**What the task requires**
Identify and reproduce every line holding the string "哀兵必胜".

[Stored records]
▶

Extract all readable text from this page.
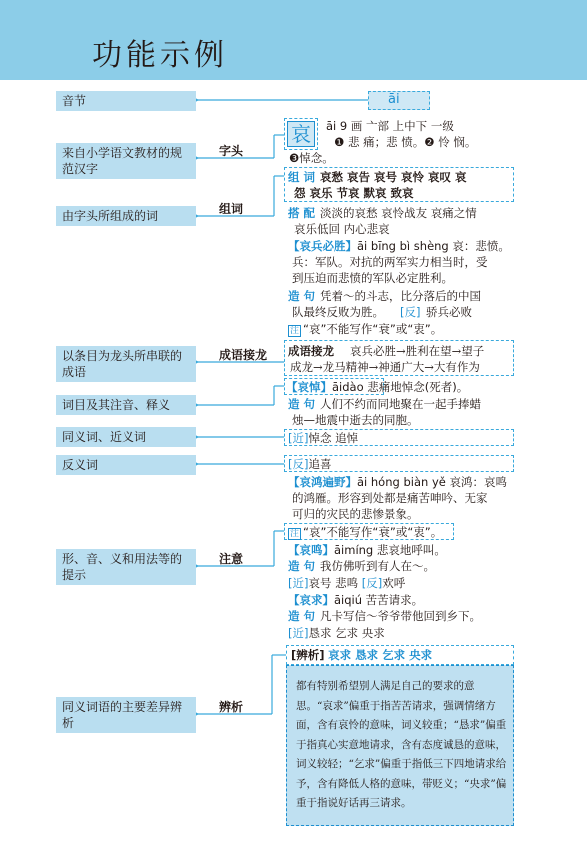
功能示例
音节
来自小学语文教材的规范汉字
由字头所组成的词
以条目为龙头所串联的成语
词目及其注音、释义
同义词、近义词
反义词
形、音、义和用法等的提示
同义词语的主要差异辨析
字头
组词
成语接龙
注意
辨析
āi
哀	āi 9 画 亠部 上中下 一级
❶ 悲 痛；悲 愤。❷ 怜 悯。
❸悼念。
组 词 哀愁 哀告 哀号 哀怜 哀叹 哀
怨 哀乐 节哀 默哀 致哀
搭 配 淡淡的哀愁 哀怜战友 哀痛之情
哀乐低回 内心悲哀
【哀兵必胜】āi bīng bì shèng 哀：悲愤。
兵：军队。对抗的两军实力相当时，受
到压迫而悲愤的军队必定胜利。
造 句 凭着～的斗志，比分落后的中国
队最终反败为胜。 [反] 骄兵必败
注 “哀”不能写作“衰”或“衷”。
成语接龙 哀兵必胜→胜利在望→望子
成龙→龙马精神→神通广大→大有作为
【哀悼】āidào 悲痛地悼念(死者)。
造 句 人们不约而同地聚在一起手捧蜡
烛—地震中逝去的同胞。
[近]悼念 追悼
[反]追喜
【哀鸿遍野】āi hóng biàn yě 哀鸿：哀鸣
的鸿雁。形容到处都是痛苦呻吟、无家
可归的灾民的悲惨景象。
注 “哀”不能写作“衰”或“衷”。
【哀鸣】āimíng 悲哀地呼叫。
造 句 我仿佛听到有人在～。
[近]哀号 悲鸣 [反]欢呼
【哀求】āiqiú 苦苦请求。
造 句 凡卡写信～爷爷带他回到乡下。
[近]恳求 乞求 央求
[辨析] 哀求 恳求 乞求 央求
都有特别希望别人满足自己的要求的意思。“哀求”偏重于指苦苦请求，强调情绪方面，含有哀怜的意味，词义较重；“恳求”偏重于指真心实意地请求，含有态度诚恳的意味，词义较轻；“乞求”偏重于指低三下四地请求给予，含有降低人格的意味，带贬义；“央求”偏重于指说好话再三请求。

◀
▶

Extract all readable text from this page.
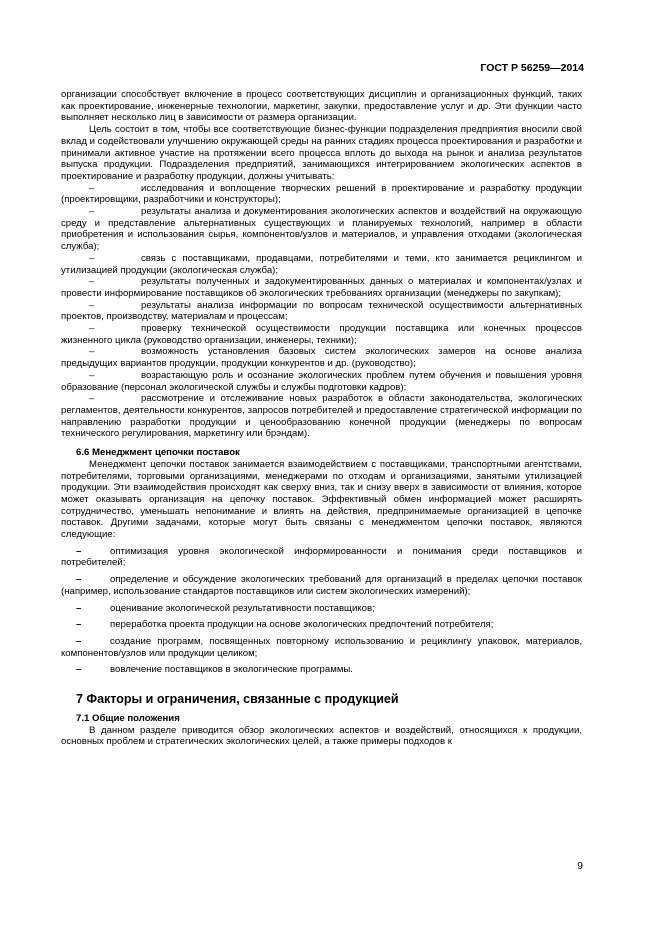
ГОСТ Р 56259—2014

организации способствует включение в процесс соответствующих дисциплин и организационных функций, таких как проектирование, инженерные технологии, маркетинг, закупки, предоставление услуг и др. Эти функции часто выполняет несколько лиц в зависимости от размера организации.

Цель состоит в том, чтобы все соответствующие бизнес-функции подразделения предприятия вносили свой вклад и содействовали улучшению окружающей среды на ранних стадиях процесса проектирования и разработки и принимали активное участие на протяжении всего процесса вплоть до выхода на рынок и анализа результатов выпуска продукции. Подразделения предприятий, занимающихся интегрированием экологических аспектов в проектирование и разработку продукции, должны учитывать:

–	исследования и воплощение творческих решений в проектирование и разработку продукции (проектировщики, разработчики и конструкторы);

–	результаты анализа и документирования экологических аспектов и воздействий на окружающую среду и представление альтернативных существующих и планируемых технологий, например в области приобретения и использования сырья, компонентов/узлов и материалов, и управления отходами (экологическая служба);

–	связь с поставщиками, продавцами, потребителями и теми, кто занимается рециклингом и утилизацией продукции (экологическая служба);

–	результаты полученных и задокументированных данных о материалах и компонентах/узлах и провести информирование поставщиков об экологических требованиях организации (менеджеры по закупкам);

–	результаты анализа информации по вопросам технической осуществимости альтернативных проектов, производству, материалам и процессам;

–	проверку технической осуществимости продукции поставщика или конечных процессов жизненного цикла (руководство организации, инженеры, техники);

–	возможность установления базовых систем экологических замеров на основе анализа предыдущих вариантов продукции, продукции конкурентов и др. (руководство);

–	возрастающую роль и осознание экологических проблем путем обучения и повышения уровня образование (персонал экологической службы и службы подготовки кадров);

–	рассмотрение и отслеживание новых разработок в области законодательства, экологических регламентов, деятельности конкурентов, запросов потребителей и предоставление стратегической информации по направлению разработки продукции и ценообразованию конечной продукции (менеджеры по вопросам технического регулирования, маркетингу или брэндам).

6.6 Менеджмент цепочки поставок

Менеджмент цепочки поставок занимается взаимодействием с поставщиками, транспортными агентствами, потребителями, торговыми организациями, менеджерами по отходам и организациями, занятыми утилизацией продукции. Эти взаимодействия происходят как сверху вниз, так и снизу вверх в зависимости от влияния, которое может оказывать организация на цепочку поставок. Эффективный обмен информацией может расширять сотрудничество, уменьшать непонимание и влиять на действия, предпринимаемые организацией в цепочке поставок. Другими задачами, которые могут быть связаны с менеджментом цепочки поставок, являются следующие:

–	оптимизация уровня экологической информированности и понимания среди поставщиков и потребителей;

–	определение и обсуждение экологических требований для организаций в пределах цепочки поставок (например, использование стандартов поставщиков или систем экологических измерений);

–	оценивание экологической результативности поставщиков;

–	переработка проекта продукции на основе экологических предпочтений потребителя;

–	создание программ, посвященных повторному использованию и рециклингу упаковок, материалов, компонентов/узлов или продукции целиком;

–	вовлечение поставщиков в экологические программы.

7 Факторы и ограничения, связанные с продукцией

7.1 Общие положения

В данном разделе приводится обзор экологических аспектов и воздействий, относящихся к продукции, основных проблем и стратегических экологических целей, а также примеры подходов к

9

◀

**Written response**
【哀兵必胜】āi bīng bì shèng 哀：悲愤。
成语接龙 哀兵必胜→胜利在望→望子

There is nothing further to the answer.